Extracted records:
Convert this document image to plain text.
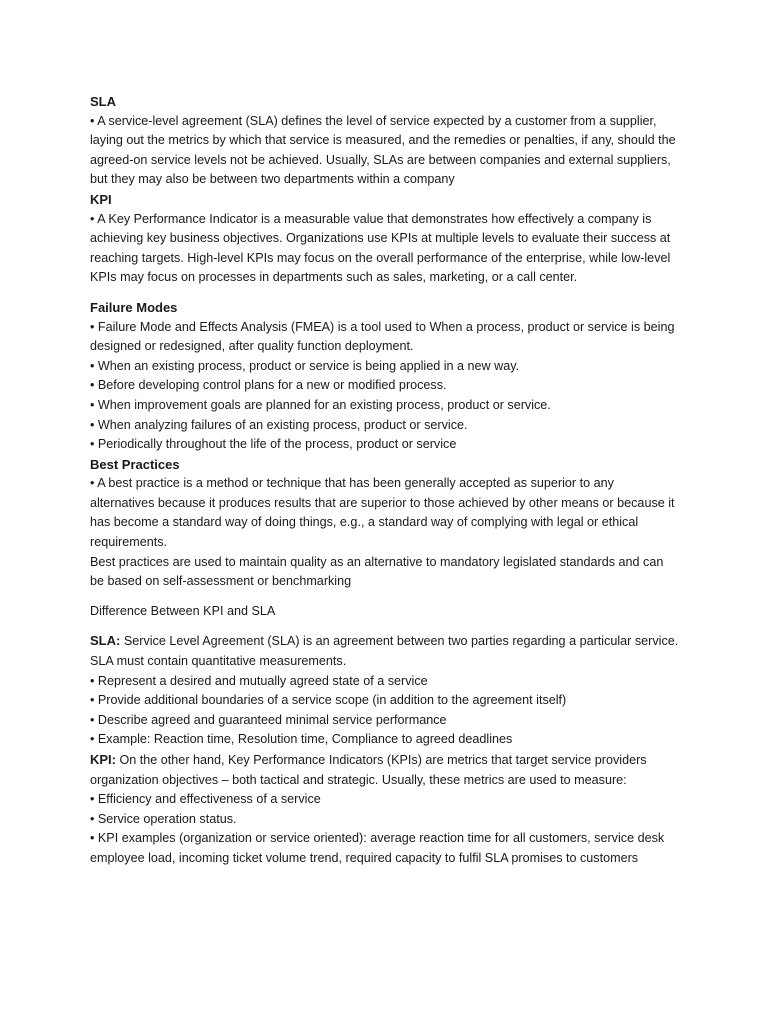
SLA

• A service-level agreement (SLA) defines the level of service expected by a customer from a supplier, laying out the metrics by which that service is measured, and the remedies or penalties, if any, should the agreed-on service levels not be achieved. Usually, SLAs are between companies and external suppliers, but they may also be between two departments within a company

KPI

• A Key Performance Indicator is a measurable value that demonstrates how effectively a company is achieving key business objectives. Organizations use KPIs at multiple levels to evaluate their success at reaching targets. High-level KPIs may focus on the overall performance of the enterprise, while low-level KPIs may focus on processes in departments such as sales, marketing, or a call center.

Failure Modes

• Failure Mode and Effects Analysis (FMEA) is a tool used to When a process, product or service is being designed or redesigned, after quality function deployment.

• When an existing process, product or service is being applied in a new way.

• Before developing control plans for a new or modified process.

• When improvement goals are planned for an existing process, product or service.

• When analyzing failures of an existing process, product or service.

• Periodically throughout the life of the process, product or service

Best Practices

• A best practice is a method or technique that has been generally accepted as superior to any alternatives because it produces results that are superior to those achieved by other means or because it has become a standard way of doing things, e.g., a standard way of complying with legal or ethical requirements.

Best practices are used to maintain quality as an alternative to mandatory legislated standards and can be based on self-assessment or benchmarking

Difference Between KPI and SLA

SLA: Service Level Agreement (SLA) is an agreement between two parties regarding a particular service. SLA must contain quantitative measurements.

• Represent a desired and mutually agreed state of a service

• Provide additional boundaries of a service scope (in addition to the agreement itself)

• Describe agreed and guaranteed minimal service performance

• Example: Reaction time, Resolution time, Compliance to agreed deadlines

KPI: On the other hand, Key Performance Indicators (KPIs) are metrics that target service providers organization objectives – both tactical and strategic. Usually, these metrics are used to measure:

• Efficiency and effectiveness of a service

• Service operation status.

• KPI examples (organization or service oriented): average reaction time for all customers, service desk employee load, incoming ticket volume trend, required capacity to fulfil SLA promises to customers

Instructions to follow >> All of the data above should be quoted exactly, except for the pictures.

Written response >>
Convert this document image to plain text.
SLA

• A service-level agreement (SLA) defines the level of service expected by a customer from a supplier, laying out the metrics by which that service is measured, and the remedies or penalties, if any, should the agreed-on service levels not be achieved. Usually, SLAs are between companies and external suppliers, but they may also be between two departments within a company

KPI

• A Key Performance Indicator is a measurable value that demonstrates how effectively a company is achieving key business objectives. Organizations use KPIs at multiple levels to evaluate their success at reaching targets. High-level KPIs may focus on the overall performance of the enterprise, while low-level KPIs may focus on processes in departments such as sales, marketing, or a call center.

Failure Modes

• Failure Mode and Effects Analysis (FMEA) is a tool used to When a process, product or service is being designed or redesigned, after quality function deployment.

• When an existing process, product or service is being applied in a new way.

• Before developing control plans for a new or modified process.

• When improvement goals are planned for an existing process, product or service.

• When analyzing failures of an existing process, product or service.

• Periodically throughout the life of the process, product or service

Best Practices

• A best practice is a method or technique that has been generally accepted as superior to any alternatives because it produces results that are superior to those achieved by other means or because it has become a standard way of doing things, e.g., a standard way of complying with legal or ethical requirements.

Best practices are used to maintain quality as an alternative to mandatory legislated standards and can be based on self-assessment or benchmarking

Difference Between KPI and SLA

SLA: Service Level Agreement (SLA) is an agreement between two parties regarding a particular service. SLA must contain quantitative measurements.

• Represent a desired and mutually agreed state of a service

• Provide additional boundaries of a service scope (in addition to the agreement itself)

• Describe agreed and guaranteed minimal service performance

• Example: Reaction time, Resolution time, Compliance to agreed deadlines

KPI: On the other hand, Key Performance Indicators (KPIs) are metrics that target service providers organization objectives – both tactical and strategic. Usually, these metrics are used to measure:

• Efficiency and effectiveness of a service

• Service operation status.

• KPI examples (organization or service oriented): average reaction time for all customers, service desk employee load, incoming ticket volume trend, required capacity to fulfil SLA promises to customers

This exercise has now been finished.